Dataset items
★ ★ ★ ★ ★ ★ ★

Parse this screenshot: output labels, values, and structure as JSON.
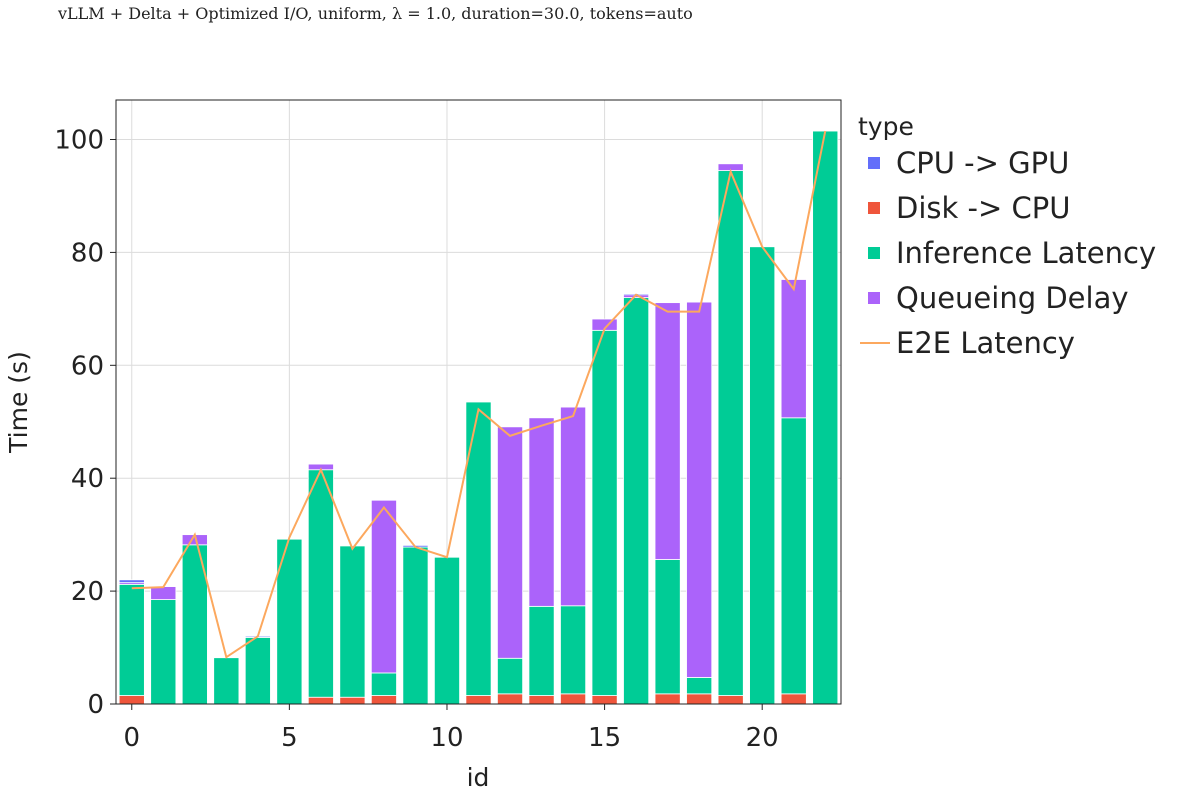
{
  "chart_data": {
    "type": "bar",
    "stacked": true,
    "title": "vLLM + Delta + Optimized I/O, uniform, λ = 1.0, duration=30.0, tokens=auto",
    "xlabel": "id",
    "ylabel": "Time (s)",
    "xlim": [
      -0.5,
      22.5
    ],
    "ylim": [
      0,
      107
    ],
    "x_ticks": [
      0,
      5,
      10,
      15,
      20
    ],
    "y_ticks": [
      0,
      20,
      40,
      60,
      80,
      100
    ],
    "grid": true,
    "legend": {
      "title": "type",
      "placement": "right",
      "entries": [
        "CPU -> GPU",
        "Disk -> CPU",
        "Inference Latency",
        "Queueing Delay",
        "E2E Latency"
      ]
    },
    "x": [
      0,
      1,
      2,
      3,
      4,
      5,
      6,
      7,
      8,
      9,
      10,
      11,
      12,
      13,
      14,
      15,
      16,
      17,
      18,
      19,
      20,
      21,
      22
    ],
    "series": [
      {
        "name": "Disk -> CPU",
        "color": "#ef553b",
        "values": [
          1.5,
          0,
          0,
          0,
          0,
          0,
          1.2,
          1.2,
          1.5,
          0,
          0,
          1.5,
          1.8,
          1.5,
          1.8,
          1.5,
          0,
          1.8,
          1.8,
          1.5,
          0,
          1.8,
          0
        ]
      },
      {
        "name": "Inference Latency",
        "color": "#00cc96",
        "values": [
          19.7,
          18.5,
          28.2,
          8.2,
          11.8,
          29.2,
          40.3,
          26.8,
          4.0,
          27.8,
          26.0,
          52.0,
          6.3,
          15.8,
          15.6,
          64.7,
          72.0,
          23.8,
          2.9,
          93.0,
          81.0,
          48.9,
          101.5
        ]
      },
      {
        "name": "Queueing Delay",
        "color": "#ab63fa",
        "values": [
          0.3,
          2.3,
          1.8,
          0,
          0,
          0,
          1.0,
          0,
          30.6,
          0,
          0,
          0,
          41.0,
          33.4,
          35.2,
          2.0,
          0.5,
          45.5,
          66.5,
          1.2,
          0,
          24.5,
          0
        ]
      },
      {
        "name": "CPU -> GPU",
        "color": "#636efa",
        "values": [
          0.5,
          0,
          0,
          0,
          0.2,
          0,
          0,
          0,
          0,
          0.3,
          0,
          0,
          0,
          0,
          0,
          0,
          0.2,
          0,
          0,
          0,
          0,
          0,
          0
        ]
      }
    ],
    "line": {
      "name": "E2E Latency",
      "color": "#fca85e",
      "values": [
        20.5,
        20.7,
        30.0,
        8.3,
        12.0,
        29.5,
        41.5,
        27.5,
        34.8,
        27.8,
        26.0,
        52.2,
        47.5,
        49.3,
        51.0,
        66.5,
        72.5,
        69.5,
        69.5,
        94.3,
        81.0,
        73.5,
        101.5
      ]
    }
  }
}
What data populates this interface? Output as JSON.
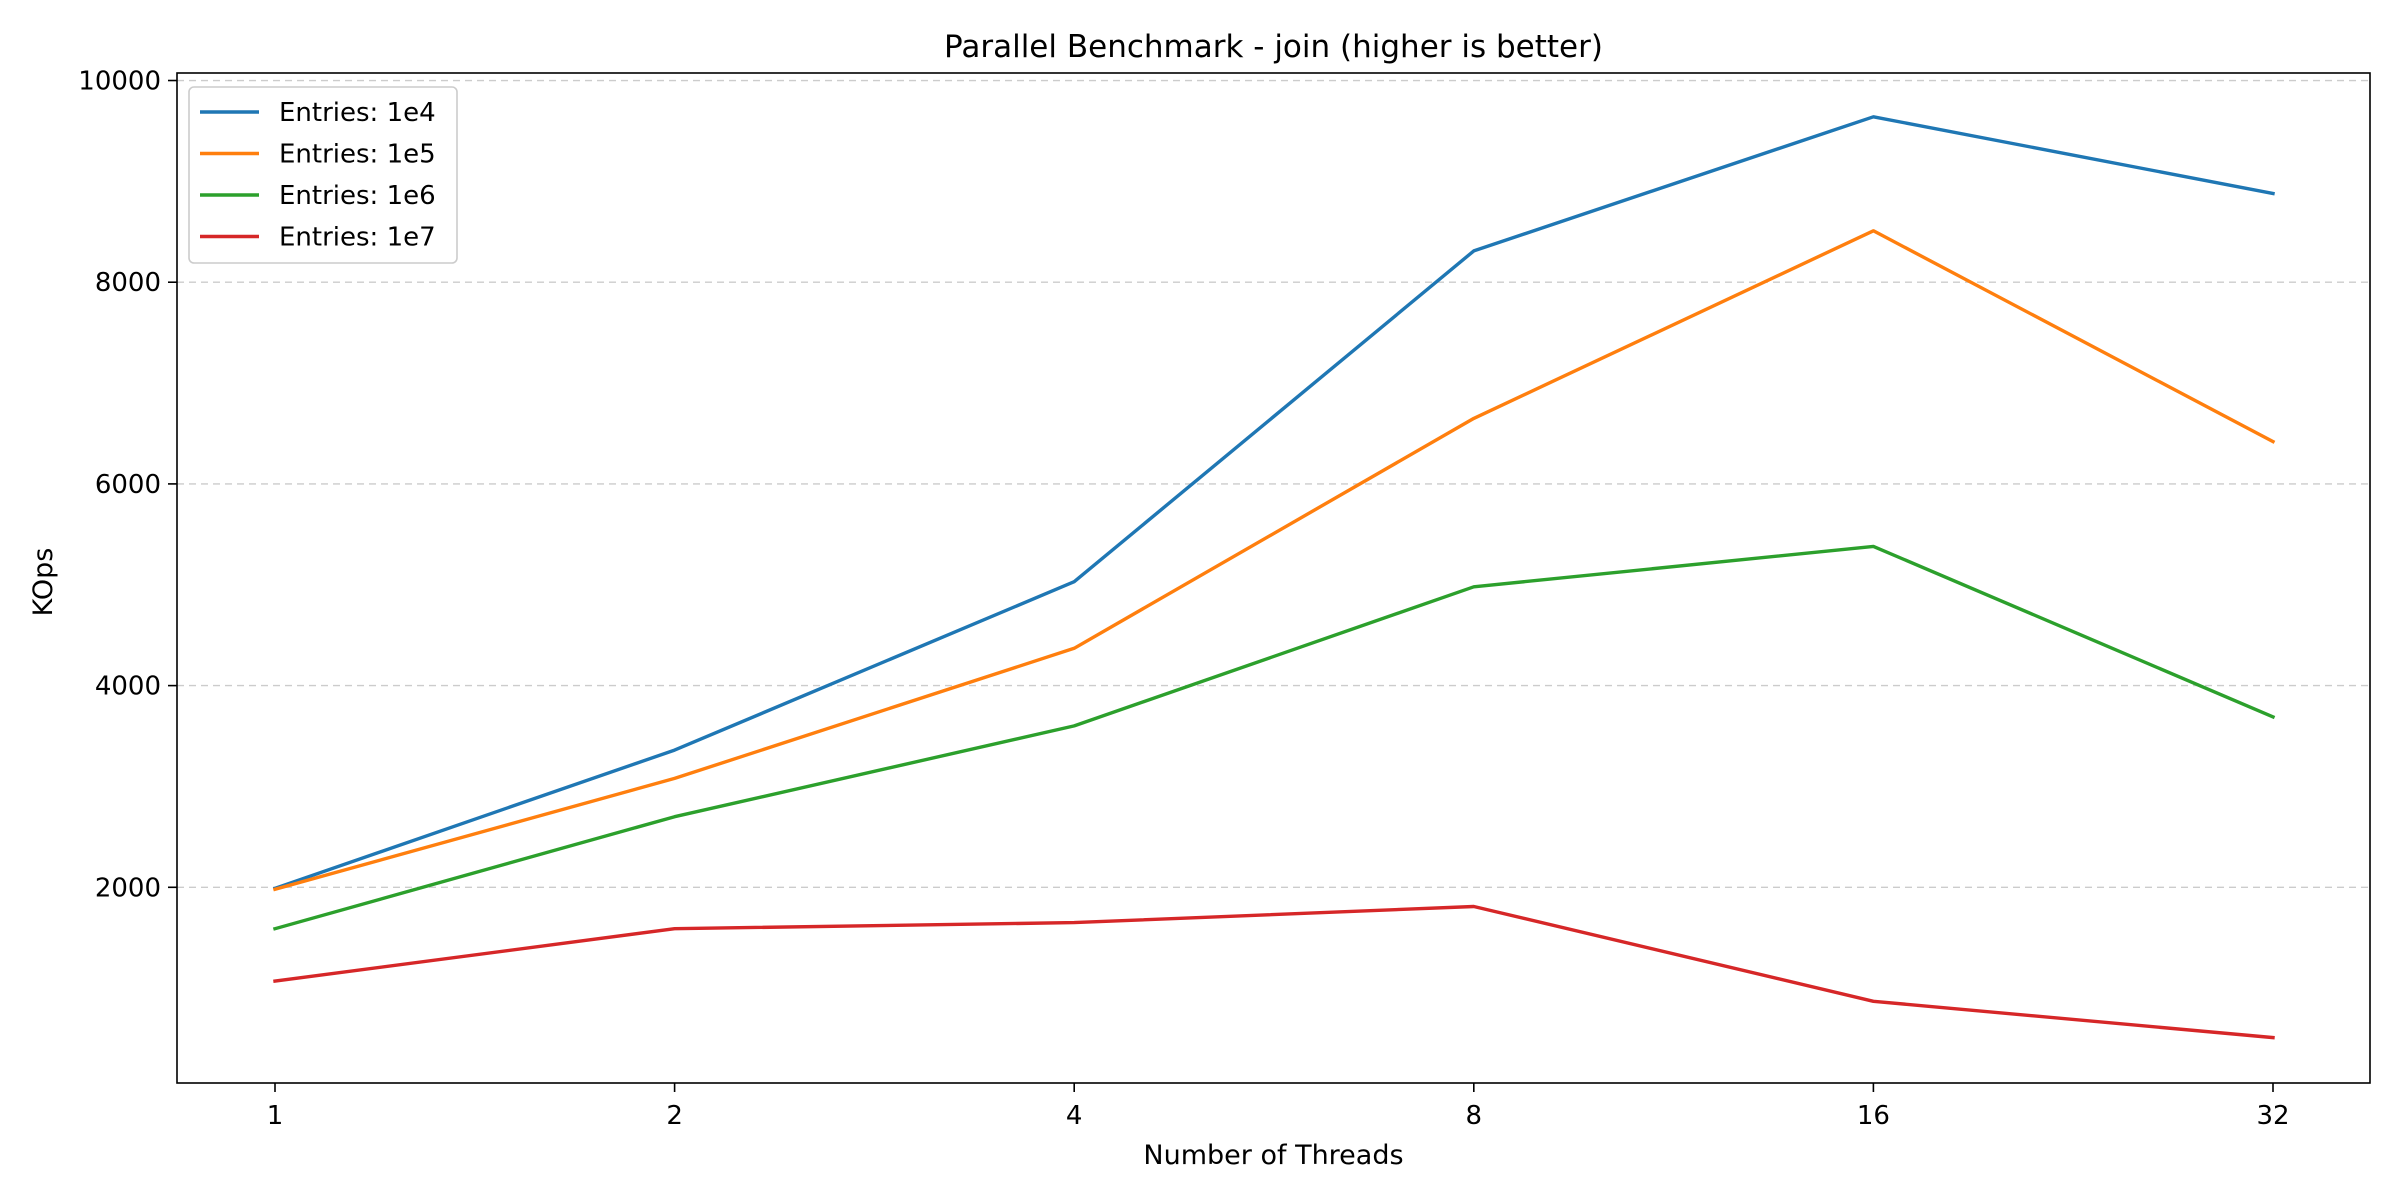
{
  "chart_data": {
    "type": "line",
    "title": "Parallel Benchmark - join (higher is better)",
    "xlabel": "Number of Threads",
    "ylabel": "KOps",
    "x": [
      "1",
      "2",
      "4",
      "8",
      "16",
      "32"
    ],
    "x_scale": "log2",
    "ylim": [
      0,
      10000
    ],
    "yticks": [
      2000,
      4000,
      6000,
      8000,
      10000
    ],
    "grid": "y-dashed",
    "legend_position": "top-left",
    "series": [
      {
        "name": "Entries: 1e4",
        "color": "#1f77b4",
        "values": [
          1990,
          3360,
          5030,
          8310,
          9640,
          8880
        ]
      },
      {
        "name": "Entries: 1e5",
        "color": "#ff7f0e",
        "values": [
          1980,
          3080,
          4370,
          6650,
          8510,
          6420
        ]
      },
      {
        "name": "Entries: 1e6",
        "color": "#2ca02c",
        "values": [
          1590,
          2700,
          3600,
          4980,
          5380,
          3690
        ]
      },
      {
        "name": "Entries: 1e7",
        "color": "#d62728",
        "values": [
          1070,
          1590,
          1650,
          1810,
          870,
          510
        ]
      }
    ]
  }
}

★ ★ ★ ★ ★ ★ ★

### Task to complete
Reproduce every line from the entries that holds the word "Latency".

### Task response
        "Inference Latency",
        "E2E Latency"
        "name": "Inference Latency",
      "name": "E2E Latency",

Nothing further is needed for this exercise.